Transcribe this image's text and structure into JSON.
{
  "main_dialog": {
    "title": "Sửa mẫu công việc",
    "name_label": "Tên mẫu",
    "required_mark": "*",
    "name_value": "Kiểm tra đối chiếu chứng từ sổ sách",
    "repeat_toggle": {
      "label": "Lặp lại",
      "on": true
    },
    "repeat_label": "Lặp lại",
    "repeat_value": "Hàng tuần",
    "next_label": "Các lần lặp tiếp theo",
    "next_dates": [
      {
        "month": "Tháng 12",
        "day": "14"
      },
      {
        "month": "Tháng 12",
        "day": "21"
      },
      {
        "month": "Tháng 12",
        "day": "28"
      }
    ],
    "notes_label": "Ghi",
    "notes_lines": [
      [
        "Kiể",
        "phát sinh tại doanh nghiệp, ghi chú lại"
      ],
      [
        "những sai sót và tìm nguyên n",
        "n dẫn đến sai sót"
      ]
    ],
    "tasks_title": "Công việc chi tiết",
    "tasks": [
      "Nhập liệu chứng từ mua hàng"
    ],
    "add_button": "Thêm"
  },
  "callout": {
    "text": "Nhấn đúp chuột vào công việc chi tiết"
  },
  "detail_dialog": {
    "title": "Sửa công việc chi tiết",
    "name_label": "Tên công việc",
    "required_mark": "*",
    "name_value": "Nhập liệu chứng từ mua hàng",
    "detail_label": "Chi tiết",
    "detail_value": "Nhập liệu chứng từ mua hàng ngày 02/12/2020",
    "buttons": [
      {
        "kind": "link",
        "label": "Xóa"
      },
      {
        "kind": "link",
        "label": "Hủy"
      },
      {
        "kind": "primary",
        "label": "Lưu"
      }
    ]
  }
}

++++++++++

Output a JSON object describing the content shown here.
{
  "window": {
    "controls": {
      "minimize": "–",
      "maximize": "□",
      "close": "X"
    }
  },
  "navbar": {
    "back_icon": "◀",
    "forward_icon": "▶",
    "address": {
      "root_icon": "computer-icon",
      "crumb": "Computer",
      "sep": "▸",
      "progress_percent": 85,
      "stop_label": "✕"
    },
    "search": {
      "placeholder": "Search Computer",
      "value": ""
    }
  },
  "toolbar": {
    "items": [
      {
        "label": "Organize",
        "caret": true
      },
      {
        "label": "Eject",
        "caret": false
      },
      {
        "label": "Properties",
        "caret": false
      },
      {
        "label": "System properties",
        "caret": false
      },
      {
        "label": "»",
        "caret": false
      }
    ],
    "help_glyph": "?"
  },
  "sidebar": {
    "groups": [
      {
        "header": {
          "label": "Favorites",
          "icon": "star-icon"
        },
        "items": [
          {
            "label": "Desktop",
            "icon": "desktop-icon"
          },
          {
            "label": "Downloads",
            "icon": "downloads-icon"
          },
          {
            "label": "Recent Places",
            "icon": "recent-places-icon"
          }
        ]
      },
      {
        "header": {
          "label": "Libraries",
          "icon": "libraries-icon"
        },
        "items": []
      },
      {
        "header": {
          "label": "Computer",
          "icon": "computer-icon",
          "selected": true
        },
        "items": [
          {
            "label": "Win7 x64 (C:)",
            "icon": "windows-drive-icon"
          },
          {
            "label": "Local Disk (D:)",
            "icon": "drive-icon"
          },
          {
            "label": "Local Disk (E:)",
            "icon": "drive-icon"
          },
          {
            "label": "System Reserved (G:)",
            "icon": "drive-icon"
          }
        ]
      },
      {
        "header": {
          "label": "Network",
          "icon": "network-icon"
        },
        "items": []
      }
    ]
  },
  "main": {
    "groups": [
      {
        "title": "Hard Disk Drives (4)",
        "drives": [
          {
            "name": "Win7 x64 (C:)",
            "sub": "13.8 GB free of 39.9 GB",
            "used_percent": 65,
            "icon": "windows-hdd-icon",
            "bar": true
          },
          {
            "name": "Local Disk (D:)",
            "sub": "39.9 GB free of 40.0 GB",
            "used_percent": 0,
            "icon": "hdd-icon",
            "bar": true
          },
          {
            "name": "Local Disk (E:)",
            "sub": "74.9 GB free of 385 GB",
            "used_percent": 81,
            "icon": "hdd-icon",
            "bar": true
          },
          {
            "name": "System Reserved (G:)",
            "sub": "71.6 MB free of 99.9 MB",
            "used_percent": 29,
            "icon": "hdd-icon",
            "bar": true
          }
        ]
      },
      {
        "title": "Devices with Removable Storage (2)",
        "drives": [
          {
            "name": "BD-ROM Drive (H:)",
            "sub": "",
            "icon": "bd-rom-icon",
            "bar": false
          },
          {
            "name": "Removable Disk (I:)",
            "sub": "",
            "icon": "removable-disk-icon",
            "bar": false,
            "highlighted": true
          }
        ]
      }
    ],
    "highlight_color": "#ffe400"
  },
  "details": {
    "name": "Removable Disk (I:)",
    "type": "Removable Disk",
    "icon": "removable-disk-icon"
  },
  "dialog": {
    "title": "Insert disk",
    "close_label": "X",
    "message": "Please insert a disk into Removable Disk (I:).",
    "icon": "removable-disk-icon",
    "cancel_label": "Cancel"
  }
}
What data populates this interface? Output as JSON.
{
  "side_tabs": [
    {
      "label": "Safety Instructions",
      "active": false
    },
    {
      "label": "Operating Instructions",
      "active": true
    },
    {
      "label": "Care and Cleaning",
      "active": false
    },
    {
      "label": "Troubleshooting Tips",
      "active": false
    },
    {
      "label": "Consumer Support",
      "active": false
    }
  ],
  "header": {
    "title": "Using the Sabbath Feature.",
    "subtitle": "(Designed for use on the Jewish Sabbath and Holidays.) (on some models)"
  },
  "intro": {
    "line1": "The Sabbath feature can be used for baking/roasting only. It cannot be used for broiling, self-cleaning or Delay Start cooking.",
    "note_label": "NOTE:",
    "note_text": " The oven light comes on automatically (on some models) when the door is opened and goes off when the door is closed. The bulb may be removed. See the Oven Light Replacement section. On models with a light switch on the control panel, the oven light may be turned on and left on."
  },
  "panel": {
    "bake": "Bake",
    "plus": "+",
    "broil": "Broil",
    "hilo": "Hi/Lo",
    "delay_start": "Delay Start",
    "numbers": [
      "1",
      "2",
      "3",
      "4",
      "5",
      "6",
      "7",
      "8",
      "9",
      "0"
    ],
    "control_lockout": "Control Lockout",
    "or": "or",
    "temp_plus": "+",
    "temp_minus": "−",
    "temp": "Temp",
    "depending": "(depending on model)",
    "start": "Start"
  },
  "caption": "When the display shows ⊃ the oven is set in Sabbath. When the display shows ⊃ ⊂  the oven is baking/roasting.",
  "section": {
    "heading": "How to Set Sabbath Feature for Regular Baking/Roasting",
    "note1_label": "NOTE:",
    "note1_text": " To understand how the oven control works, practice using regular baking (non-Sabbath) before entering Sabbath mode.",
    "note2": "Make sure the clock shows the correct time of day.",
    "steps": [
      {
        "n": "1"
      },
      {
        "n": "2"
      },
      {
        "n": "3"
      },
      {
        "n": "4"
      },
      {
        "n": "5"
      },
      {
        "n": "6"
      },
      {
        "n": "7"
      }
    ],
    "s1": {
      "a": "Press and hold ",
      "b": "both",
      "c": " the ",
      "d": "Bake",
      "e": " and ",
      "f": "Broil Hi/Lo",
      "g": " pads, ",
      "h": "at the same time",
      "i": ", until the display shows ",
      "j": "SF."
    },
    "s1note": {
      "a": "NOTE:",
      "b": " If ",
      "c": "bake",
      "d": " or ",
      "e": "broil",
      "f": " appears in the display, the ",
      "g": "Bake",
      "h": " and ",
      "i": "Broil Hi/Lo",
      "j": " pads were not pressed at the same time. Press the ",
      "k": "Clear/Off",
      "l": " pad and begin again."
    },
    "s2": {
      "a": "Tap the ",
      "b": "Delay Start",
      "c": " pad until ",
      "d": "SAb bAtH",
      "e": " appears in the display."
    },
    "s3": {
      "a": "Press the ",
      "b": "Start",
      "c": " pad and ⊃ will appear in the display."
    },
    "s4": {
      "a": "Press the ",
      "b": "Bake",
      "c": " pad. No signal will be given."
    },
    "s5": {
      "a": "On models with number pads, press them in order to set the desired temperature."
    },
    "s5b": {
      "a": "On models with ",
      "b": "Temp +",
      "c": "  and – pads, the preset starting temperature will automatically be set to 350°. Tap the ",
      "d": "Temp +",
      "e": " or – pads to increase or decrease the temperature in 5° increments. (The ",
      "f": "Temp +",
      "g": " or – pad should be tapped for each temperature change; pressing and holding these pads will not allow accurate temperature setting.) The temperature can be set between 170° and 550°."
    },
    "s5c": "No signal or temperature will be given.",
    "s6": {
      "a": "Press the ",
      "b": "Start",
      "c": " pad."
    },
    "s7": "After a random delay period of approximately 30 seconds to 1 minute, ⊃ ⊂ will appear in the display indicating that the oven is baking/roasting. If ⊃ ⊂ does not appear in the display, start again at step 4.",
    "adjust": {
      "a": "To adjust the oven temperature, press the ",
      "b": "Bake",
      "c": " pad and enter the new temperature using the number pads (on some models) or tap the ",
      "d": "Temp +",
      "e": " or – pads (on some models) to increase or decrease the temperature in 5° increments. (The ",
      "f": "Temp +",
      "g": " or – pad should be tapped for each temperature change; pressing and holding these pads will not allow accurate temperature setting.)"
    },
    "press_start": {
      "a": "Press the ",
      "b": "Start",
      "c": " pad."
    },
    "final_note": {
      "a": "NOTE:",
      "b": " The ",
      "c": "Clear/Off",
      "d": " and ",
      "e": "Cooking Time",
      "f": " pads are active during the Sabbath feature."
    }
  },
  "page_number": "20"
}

++++++++++

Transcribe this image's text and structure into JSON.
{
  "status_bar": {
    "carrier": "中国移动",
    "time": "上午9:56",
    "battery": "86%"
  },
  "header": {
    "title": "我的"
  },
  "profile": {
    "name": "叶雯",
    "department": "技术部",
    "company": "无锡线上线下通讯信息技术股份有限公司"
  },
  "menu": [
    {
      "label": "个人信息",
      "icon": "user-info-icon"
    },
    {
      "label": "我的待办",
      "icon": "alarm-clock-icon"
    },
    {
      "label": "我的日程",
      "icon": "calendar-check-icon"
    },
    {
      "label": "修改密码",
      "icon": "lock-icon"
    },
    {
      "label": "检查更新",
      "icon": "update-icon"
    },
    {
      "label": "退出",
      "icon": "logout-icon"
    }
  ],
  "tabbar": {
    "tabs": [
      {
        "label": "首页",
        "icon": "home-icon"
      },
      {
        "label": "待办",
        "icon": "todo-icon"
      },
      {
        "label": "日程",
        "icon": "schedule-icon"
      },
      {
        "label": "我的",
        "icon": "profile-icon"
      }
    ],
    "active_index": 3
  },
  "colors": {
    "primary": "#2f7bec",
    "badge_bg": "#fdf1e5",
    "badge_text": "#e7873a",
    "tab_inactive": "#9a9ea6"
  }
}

++++++++++

• WHAT IS NEEDED: Collect the lines that hold "Output".

• WRITTEN RESPONSE:
Output a JSON object describing the content shown here.
What data populates this interface? Output as JSON.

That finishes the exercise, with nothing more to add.